Start of Supplied records
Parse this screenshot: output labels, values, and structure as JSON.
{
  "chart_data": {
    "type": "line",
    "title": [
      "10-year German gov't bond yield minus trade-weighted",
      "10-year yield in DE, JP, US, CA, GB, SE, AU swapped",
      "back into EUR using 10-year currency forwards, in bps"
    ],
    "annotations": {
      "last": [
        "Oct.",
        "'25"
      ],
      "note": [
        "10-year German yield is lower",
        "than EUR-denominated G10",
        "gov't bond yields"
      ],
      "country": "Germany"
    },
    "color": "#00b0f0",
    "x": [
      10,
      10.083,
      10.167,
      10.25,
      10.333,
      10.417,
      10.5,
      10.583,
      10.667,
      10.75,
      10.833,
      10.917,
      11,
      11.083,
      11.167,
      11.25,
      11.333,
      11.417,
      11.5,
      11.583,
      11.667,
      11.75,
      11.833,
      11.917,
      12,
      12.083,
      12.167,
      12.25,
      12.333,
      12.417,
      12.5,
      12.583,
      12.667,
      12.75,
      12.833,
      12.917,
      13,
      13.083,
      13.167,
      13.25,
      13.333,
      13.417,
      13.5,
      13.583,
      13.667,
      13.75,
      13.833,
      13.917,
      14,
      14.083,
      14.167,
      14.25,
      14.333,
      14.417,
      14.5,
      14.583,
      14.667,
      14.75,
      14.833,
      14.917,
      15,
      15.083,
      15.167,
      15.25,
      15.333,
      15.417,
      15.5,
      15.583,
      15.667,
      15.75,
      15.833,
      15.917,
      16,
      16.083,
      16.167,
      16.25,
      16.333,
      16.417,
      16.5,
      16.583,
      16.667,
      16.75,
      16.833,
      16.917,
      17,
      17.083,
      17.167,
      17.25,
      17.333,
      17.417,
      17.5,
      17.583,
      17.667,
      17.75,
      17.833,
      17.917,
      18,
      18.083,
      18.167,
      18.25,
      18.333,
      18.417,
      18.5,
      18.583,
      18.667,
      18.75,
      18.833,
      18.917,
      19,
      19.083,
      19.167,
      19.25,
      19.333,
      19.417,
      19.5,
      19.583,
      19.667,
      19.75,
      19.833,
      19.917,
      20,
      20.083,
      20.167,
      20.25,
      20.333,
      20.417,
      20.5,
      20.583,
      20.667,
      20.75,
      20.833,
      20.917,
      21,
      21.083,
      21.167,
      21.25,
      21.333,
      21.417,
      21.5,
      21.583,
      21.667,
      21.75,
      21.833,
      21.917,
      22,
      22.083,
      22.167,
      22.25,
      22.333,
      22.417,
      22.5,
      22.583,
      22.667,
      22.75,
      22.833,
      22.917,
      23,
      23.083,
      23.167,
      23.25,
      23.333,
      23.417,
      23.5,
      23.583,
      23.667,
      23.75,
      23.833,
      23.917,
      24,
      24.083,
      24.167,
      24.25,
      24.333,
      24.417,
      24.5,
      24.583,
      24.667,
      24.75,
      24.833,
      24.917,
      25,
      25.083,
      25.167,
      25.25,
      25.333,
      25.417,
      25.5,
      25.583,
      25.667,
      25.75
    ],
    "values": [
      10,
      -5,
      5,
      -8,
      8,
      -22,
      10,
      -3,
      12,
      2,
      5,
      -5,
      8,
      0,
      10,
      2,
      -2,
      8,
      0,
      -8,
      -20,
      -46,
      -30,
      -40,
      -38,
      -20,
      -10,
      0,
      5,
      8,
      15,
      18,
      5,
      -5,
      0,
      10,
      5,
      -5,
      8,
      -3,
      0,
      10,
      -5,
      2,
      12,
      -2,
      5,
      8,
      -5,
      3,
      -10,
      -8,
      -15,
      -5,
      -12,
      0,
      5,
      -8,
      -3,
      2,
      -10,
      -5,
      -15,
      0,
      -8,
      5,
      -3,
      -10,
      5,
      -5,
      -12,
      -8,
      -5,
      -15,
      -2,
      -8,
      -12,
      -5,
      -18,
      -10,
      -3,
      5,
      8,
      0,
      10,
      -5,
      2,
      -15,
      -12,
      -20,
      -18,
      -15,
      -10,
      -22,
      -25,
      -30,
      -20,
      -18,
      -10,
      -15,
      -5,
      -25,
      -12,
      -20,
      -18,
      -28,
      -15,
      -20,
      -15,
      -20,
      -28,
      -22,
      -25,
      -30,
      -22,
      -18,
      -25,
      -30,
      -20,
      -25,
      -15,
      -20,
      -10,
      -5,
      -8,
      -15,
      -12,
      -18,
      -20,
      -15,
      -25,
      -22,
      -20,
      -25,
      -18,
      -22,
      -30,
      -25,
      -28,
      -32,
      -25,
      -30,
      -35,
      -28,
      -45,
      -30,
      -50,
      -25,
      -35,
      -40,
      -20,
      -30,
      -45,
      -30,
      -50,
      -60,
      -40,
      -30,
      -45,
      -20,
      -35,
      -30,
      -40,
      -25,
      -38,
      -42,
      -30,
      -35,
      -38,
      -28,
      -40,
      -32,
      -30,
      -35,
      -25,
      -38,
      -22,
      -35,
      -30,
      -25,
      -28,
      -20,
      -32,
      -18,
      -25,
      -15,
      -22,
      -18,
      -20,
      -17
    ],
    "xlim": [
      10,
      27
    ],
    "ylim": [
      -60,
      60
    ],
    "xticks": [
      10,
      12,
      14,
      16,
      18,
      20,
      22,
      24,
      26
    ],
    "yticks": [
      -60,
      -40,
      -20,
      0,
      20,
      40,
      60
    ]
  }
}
End of Supplied records
◆ **Direction**:
Find every line above that contains the word "bond", and return each one.

◆ **Response below**:
      "10-year German gov't bond yield minus trade-weighted",
        "gov't bond yields"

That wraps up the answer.